EXERCISE PROMPT
Take every line where the string "entre" appears and copy it.

EXERCISE INPUTS
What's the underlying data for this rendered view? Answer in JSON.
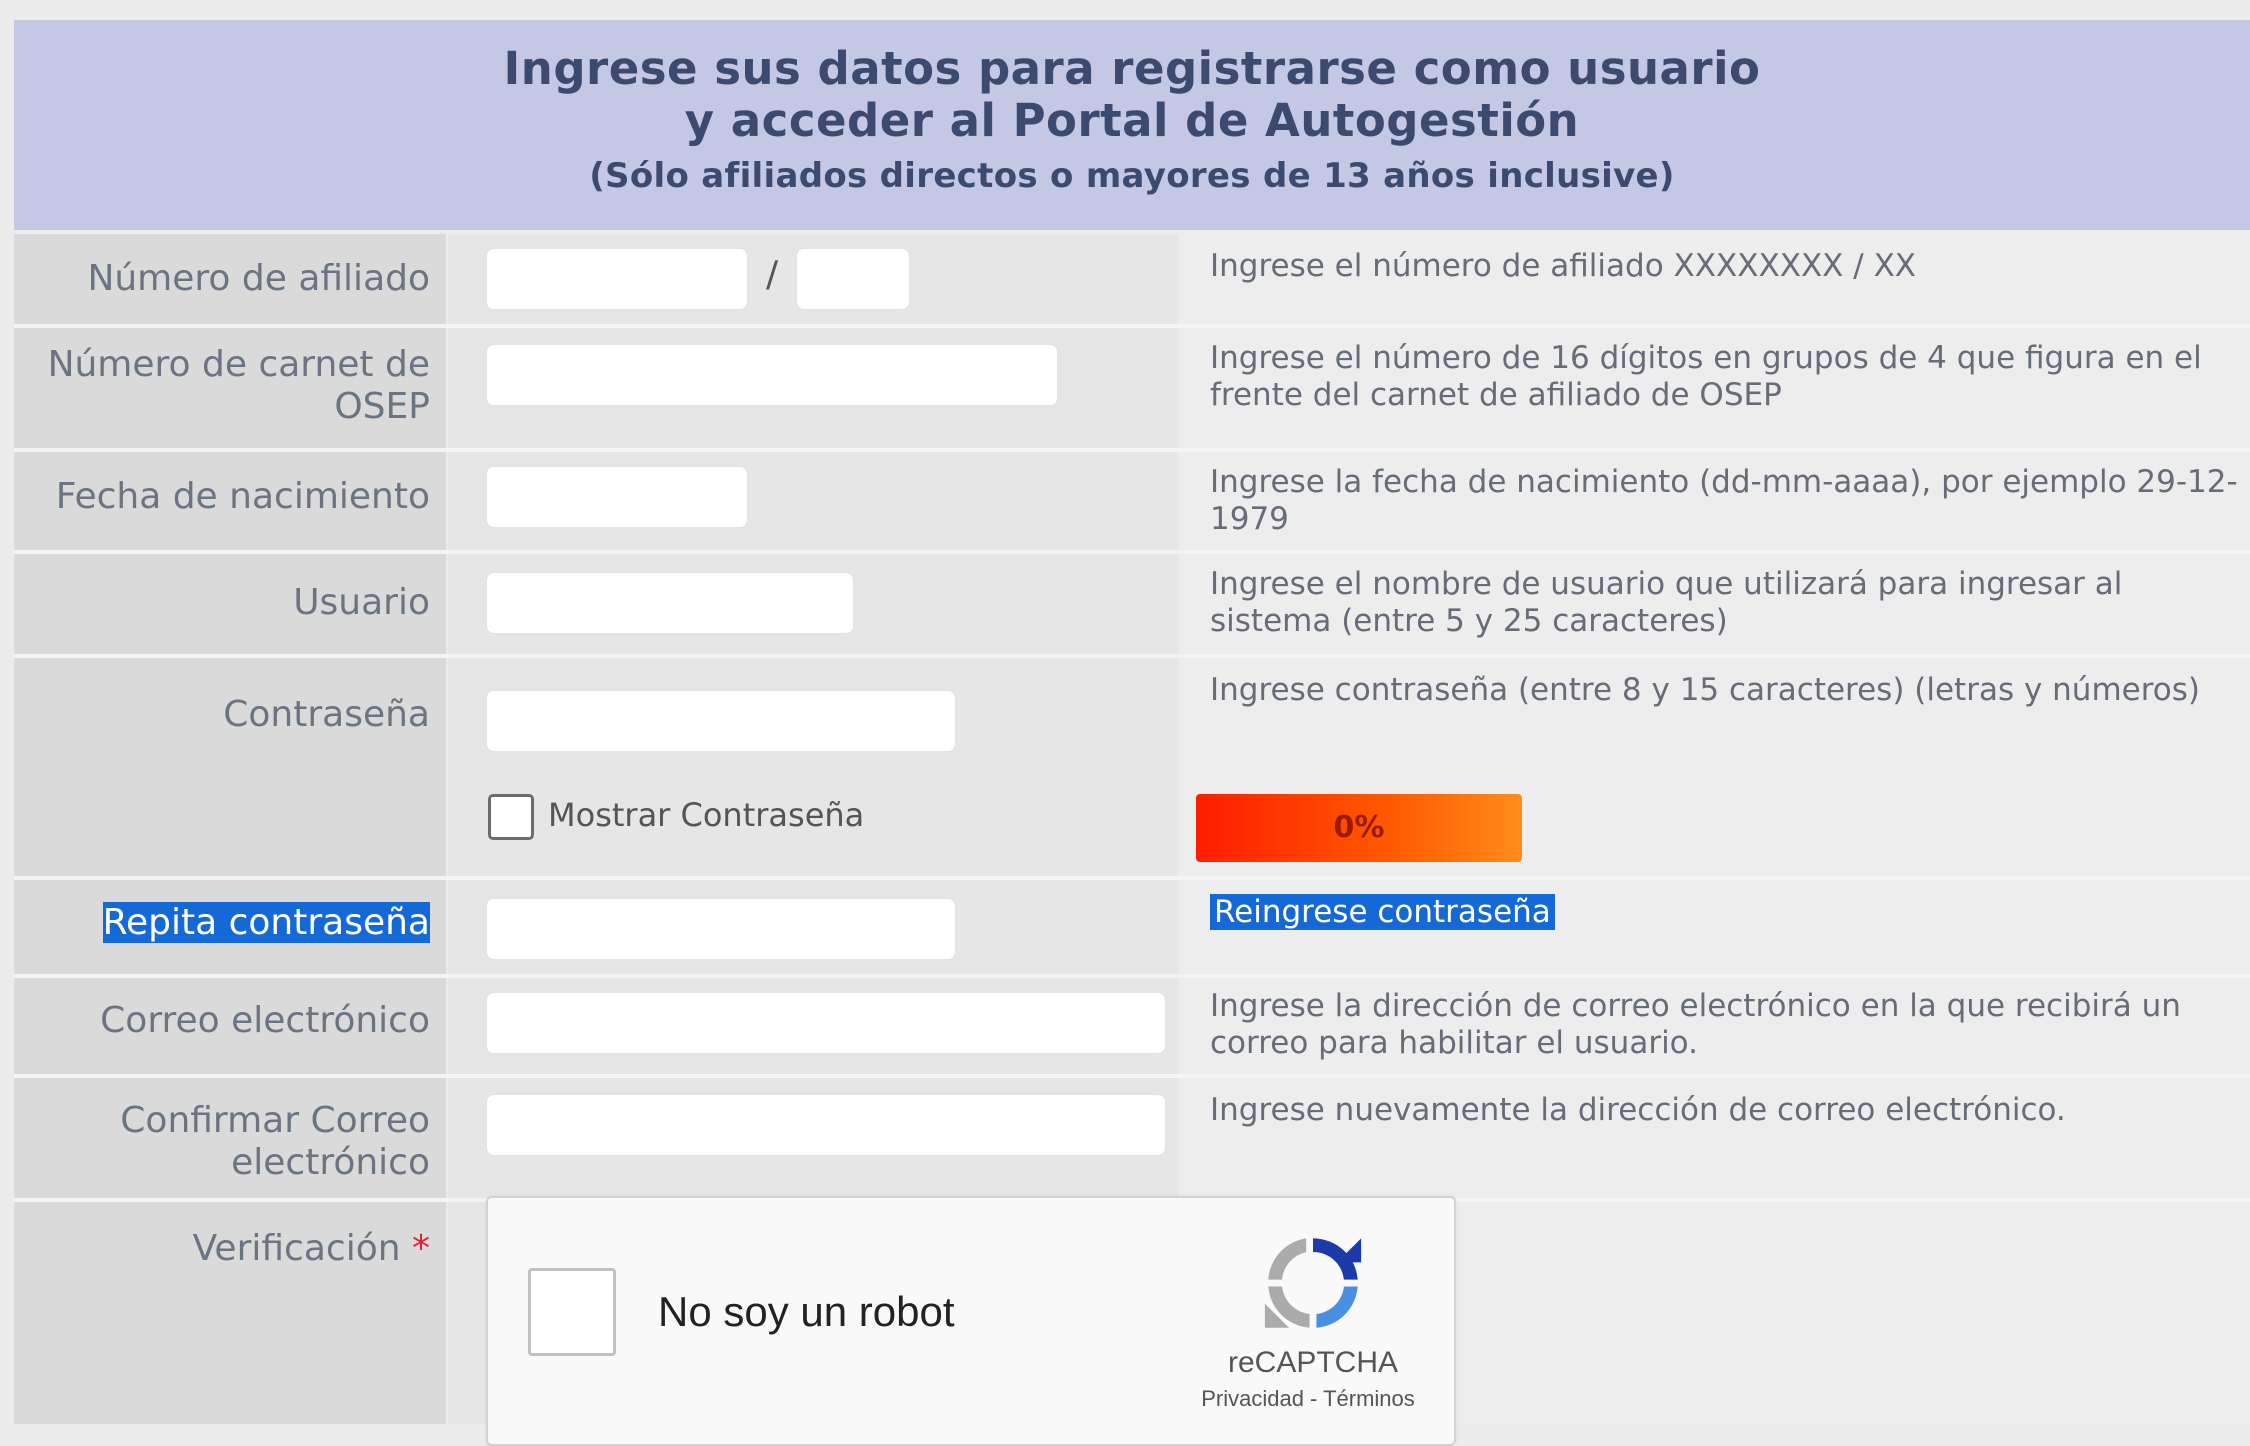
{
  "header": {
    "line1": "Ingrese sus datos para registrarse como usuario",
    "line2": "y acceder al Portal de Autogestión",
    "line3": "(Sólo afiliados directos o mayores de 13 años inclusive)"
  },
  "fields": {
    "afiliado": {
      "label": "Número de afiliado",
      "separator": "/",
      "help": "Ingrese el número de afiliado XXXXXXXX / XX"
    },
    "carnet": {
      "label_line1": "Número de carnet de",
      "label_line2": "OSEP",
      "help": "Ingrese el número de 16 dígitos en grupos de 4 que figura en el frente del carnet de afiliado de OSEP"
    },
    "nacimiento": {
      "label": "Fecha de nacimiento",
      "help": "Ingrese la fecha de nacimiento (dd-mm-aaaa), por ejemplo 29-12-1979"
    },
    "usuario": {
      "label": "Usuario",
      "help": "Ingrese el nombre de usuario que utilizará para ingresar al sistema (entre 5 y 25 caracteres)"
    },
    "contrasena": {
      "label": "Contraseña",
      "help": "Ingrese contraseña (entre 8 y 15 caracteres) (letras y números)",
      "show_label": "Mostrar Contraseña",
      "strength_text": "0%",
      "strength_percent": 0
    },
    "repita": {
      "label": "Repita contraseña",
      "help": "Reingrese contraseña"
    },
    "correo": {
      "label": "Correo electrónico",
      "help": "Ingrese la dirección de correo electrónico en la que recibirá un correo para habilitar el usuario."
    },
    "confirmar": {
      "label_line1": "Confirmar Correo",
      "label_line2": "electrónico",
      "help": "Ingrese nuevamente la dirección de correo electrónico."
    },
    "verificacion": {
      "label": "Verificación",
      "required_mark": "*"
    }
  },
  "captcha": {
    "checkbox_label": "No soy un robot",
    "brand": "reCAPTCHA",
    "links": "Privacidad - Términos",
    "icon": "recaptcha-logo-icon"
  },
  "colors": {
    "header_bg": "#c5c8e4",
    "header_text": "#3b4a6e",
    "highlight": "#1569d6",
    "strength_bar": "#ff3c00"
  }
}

--

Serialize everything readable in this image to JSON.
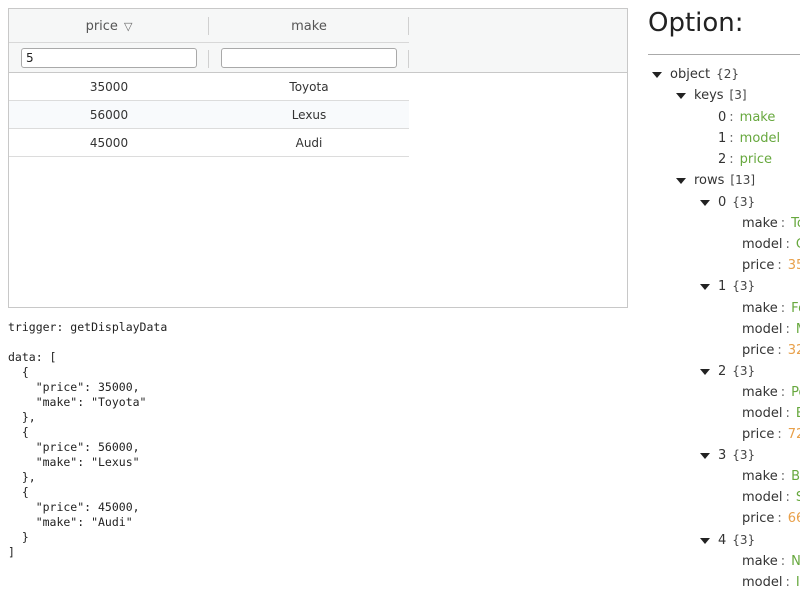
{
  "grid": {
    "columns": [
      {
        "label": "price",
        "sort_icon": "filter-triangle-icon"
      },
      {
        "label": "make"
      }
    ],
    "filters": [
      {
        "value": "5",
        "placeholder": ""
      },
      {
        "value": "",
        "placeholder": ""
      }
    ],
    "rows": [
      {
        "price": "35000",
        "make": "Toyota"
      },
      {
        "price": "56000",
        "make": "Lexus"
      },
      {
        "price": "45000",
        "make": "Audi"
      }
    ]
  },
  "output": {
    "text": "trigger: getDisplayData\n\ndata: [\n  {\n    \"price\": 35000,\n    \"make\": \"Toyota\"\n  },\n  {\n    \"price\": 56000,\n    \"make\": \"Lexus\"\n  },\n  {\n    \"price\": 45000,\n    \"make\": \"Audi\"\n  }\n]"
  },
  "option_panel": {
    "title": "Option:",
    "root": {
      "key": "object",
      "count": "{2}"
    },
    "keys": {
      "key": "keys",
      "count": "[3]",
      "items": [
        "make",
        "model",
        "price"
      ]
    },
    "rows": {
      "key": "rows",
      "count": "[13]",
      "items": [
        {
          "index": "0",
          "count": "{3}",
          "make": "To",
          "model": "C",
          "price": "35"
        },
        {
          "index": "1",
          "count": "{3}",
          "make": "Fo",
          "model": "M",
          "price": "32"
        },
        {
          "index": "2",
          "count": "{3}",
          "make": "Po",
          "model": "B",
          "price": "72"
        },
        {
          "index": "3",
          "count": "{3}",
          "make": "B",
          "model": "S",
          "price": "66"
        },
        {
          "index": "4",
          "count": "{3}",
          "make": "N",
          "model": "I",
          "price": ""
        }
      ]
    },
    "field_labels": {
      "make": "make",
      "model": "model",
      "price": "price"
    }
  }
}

ANSWER FOR THIS EXERCISE
      "help": "Ingrese el nombre de usuario que utilizará para ingresar al sistema (entre 5 y 25 caracteres)"
      "help": "Ingrese contraseña (entre 8 y 15 caracteres) (letras y números)",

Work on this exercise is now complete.